• [Records for the task]:
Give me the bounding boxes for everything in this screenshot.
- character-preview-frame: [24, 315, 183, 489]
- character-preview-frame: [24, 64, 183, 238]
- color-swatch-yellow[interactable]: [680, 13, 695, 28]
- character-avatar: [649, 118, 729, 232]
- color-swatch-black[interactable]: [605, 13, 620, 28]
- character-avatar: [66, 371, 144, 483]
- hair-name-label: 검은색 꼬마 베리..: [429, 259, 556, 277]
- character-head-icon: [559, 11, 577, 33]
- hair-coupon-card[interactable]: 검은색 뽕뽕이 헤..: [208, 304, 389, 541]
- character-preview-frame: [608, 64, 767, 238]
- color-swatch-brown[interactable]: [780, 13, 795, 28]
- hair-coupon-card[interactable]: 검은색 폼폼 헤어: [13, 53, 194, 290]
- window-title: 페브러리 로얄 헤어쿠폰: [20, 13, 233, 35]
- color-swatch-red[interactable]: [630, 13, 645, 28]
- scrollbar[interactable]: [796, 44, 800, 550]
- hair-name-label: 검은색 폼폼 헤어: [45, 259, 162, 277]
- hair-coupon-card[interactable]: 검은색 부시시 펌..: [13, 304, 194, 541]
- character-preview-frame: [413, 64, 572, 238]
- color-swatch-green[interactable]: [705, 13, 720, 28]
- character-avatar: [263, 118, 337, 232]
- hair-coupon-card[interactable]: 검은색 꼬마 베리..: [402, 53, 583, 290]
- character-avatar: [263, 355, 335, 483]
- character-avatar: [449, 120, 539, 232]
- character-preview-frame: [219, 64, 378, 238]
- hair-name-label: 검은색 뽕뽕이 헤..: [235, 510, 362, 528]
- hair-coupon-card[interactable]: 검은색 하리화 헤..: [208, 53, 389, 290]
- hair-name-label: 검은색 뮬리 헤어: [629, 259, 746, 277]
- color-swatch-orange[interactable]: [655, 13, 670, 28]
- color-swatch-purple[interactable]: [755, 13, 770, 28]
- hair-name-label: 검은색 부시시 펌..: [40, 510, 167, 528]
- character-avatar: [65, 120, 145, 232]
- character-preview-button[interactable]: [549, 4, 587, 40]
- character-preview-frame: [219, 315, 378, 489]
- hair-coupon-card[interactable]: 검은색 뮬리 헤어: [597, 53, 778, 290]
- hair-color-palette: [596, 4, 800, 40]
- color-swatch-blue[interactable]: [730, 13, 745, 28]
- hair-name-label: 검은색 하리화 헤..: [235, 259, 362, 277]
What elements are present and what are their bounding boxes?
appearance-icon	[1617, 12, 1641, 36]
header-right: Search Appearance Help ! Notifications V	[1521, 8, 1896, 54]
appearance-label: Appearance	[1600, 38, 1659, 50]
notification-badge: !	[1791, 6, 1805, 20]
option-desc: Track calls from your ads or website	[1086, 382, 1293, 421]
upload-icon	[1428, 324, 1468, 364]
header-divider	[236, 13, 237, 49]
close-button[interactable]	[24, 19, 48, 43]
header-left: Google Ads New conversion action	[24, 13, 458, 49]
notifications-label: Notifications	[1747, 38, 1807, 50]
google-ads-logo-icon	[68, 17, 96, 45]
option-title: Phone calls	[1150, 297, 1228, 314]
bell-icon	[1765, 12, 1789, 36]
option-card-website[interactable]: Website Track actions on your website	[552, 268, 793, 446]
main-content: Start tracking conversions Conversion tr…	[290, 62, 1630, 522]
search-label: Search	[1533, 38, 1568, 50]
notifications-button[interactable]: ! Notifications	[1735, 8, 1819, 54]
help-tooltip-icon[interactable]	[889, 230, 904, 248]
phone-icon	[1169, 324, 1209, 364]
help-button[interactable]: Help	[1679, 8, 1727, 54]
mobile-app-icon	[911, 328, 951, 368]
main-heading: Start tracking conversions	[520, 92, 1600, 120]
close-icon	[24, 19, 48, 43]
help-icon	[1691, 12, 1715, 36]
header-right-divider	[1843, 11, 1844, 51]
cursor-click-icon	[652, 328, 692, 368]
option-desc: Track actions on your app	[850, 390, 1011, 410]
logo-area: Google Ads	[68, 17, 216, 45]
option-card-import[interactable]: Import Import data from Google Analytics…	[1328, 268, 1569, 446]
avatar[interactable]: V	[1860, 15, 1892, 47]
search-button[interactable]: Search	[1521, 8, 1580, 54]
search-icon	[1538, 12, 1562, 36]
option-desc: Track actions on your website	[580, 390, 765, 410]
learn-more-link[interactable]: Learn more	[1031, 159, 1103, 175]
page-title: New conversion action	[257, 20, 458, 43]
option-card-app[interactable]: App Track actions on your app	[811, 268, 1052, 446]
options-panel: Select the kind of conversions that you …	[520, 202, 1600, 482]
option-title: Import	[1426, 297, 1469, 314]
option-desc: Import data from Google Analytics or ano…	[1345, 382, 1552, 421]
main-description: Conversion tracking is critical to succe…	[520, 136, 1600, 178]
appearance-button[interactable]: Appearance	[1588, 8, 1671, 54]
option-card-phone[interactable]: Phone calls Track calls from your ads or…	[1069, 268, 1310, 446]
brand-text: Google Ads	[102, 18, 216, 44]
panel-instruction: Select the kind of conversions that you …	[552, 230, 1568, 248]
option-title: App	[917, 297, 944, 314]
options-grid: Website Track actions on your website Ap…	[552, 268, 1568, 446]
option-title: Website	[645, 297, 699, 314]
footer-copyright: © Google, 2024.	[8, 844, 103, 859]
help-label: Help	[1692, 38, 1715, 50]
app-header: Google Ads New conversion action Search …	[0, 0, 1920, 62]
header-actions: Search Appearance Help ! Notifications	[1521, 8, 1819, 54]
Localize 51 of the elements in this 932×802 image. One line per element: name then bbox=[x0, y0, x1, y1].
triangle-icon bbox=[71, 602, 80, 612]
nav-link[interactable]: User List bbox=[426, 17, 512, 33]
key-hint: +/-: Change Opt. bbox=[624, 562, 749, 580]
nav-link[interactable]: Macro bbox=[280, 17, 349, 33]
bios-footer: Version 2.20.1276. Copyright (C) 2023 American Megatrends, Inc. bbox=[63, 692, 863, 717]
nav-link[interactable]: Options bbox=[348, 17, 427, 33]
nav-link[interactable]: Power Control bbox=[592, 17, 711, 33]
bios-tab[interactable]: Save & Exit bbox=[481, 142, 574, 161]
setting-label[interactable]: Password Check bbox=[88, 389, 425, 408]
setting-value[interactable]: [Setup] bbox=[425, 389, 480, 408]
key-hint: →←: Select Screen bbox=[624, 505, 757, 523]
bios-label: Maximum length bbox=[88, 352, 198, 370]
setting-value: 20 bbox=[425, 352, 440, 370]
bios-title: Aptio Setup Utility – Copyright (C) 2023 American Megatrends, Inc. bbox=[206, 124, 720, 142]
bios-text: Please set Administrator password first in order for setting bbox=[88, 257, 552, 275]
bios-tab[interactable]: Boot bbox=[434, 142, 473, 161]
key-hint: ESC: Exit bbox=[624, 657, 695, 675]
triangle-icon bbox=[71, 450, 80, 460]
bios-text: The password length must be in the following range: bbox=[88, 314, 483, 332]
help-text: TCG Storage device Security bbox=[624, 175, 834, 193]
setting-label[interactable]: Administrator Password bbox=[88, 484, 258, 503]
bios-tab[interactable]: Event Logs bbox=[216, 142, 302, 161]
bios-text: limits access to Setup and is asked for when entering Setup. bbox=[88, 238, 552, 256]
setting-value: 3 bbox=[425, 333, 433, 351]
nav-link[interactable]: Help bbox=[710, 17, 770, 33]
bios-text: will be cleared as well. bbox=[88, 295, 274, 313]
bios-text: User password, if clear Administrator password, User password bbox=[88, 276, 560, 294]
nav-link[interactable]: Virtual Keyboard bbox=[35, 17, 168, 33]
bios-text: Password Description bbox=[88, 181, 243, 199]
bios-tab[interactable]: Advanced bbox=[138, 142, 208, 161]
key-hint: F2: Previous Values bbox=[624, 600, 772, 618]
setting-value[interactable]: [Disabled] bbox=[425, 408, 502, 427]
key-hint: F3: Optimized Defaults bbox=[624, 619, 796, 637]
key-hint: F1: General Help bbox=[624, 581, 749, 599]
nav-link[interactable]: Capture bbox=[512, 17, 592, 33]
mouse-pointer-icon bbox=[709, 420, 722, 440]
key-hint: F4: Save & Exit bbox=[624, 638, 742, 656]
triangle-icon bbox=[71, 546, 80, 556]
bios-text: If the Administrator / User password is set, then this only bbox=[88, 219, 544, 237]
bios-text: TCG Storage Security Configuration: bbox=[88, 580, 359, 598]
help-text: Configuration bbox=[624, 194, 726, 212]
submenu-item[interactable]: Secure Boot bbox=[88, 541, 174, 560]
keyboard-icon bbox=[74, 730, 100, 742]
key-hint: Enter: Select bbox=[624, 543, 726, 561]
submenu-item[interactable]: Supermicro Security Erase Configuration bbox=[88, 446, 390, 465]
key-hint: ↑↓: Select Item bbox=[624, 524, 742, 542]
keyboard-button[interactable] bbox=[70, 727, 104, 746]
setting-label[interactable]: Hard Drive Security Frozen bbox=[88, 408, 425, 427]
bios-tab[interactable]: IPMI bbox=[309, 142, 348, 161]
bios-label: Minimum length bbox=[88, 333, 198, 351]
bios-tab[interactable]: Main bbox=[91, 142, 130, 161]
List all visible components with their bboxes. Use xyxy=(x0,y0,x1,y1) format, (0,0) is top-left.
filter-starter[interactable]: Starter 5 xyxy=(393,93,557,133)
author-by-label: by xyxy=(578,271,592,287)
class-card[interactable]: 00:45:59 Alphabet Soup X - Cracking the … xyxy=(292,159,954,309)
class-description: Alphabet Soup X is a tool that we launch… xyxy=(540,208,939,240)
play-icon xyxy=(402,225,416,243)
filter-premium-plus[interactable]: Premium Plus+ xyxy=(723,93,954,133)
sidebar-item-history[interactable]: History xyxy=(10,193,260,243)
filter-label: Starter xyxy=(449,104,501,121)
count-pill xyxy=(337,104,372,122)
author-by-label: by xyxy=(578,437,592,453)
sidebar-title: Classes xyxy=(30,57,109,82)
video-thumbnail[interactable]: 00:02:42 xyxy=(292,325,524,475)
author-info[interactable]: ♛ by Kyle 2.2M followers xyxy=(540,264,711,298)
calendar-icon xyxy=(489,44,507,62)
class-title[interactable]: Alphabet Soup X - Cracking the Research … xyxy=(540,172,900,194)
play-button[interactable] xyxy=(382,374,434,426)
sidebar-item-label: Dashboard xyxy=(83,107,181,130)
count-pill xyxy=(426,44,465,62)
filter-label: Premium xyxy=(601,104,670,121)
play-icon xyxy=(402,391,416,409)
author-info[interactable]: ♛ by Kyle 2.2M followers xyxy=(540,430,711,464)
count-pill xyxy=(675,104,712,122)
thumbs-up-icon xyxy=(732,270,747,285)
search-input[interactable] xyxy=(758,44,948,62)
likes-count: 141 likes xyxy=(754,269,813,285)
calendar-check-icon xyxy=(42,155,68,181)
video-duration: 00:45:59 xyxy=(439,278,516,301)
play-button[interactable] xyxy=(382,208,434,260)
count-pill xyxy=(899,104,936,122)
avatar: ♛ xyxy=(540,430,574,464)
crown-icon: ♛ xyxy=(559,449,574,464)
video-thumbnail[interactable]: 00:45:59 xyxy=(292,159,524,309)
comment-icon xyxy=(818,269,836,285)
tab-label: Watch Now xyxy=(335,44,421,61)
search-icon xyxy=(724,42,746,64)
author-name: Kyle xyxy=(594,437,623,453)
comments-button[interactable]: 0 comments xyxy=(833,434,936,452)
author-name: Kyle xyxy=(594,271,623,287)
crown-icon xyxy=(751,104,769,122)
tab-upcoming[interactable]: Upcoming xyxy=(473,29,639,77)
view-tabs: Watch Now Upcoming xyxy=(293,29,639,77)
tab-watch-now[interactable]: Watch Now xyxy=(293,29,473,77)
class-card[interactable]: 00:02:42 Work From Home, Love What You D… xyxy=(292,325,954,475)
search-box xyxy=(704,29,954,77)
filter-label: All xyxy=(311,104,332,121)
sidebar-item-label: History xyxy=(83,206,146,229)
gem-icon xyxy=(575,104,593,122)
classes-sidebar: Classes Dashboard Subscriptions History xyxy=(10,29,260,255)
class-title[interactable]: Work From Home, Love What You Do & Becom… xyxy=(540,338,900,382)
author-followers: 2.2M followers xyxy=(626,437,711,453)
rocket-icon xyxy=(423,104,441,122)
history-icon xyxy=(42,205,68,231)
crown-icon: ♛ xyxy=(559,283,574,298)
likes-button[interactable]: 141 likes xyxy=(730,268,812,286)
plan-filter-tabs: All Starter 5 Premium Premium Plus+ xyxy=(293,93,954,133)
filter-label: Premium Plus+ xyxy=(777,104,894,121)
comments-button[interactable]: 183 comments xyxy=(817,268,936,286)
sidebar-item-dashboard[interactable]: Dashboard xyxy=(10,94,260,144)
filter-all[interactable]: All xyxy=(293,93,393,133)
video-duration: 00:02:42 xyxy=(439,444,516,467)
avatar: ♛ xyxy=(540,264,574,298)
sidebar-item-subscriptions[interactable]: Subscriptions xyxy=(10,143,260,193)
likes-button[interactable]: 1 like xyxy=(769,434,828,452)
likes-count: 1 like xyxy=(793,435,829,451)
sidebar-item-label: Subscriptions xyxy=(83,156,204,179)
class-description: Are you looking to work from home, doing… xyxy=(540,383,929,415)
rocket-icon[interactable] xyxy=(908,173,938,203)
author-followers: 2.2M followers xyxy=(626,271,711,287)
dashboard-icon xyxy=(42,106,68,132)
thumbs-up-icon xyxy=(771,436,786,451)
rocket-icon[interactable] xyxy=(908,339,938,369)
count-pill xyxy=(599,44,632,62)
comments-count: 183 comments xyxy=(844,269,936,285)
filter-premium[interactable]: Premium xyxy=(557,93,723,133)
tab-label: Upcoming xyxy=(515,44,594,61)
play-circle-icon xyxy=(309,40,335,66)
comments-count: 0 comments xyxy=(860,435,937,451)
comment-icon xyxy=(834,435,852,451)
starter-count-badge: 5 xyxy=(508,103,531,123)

• [To be done]:
Change each "character-avatar" to "character-portrait" in the records from the start through the line containing "- color-swatch-orange[interactable]: [655, 13, 670, 28]", and write out only those lines again with nothing else altered.

• [Written solution]:
Give me the bounding boxes for everything in this screenshot.
- character-preview-frame: [24, 315, 183, 489]
- character-preview-frame: [24, 64, 183, 238]
- color-swatch-yellow[interactable]: [680, 13, 695, 28]
- character-portrait: [649, 118, 729, 232]
- color-swatch-black[interactable]: [605, 13, 620, 28]
- character-portrait: [66, 371, 144, 483]
- hair-name-label: 검은색 꼬마 베리..: [429, 259, 556, 277]
- character-head-icon: [559, 11, 577, 33]
- hair-coupon-card[interactable]: 검은색 뽕뽕이 헤..: [208, 304, 389, 541]
- character-preview-frame: [608, 64, 767, 238]
- color-swatch-brown[interactable]: [780, 13, 795, 28]
- hair-coupon-card[interactable]: 검은색 폼폼 헤어: [13, 53, 194, 290]
- window-title: 페브러리 로얄 헤어쿠폰: [20, 13, 233, 35]
- color-swatch-red[interactable]: [630, 13, 645, 28]
- scrollbar[interactable]: [796, 44, 800, 550]
- hair-name-label: 검은색 폼폼 헤어: [45, 259, 162, 277]
- hair-coupon-card[interactable]: 검은색 부시시 펌..: [13, 304, 194, 541]
- character-preview-frame: [413, 64, 572, 238]
- color-swatch-green[interactable]: [705, 13, 720, 28]
- character-portrait: [263, 118, 337, 232]
- hair-coupon-card[interactable]: 검은색 꼬마 베리..: [402, 53, 583, 290]
- character-portrait: [263, 355, 335, 483]
- character-portrait: [449, 120, 539, 232]
- character-preview-frame: [219, 64, 378, 238]
- hair-name-label: 검은색 뽕뽕이 헤..: [235, 510, 362, 528]
- hair-coupon-card[interactable]: 검은색 하리화 헤..: [208, 53, 389, 290]
- hair-name-label: 검은색 뮬리 헤어: [629, 259, 746, 277]
- color-swatch-orange[interactable]: [655, 13, 670, 28]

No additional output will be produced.